- **Directions for this task**
Write the data out again, exactly as given.

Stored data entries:
▬▬▬▬▬▬
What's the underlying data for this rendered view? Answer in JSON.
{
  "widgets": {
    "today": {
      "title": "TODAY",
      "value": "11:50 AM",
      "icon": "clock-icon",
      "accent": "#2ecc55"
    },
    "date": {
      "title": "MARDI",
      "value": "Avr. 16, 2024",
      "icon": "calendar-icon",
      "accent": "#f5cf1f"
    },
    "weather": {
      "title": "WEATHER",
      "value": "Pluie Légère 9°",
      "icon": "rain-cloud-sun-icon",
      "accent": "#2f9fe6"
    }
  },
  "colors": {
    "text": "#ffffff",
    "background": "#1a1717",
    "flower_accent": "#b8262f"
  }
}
▬▬▬▬▬▬
- **Answer to the problem**
What's the underlying data for this rendered view? Answer in JSON.
{
  "widgets": {
    "today": {
      "title": "TODAY",
      "value": "11:50 AM",
      "icon": "clock-icon",
      "accent": "#2ecc55"
    },
    "date": {
      "title": "MARDI",
      "value": "Avr. 16, 2024",
      "icon": "calendar-icon",
      "accent": "#f5cf1f"
    },
    "weather": {
      "title": "WEATHER",
      "value": "Pluie Légère 9°",
      "icon": "rain-cloud-sun-icon",
      "accent": "#2f9fe6"
    }
  },
  "colors": {
    "text": "#ffffff",
    "background": "#1a1717",
    "flower_accent": "#b8262f"
  }
}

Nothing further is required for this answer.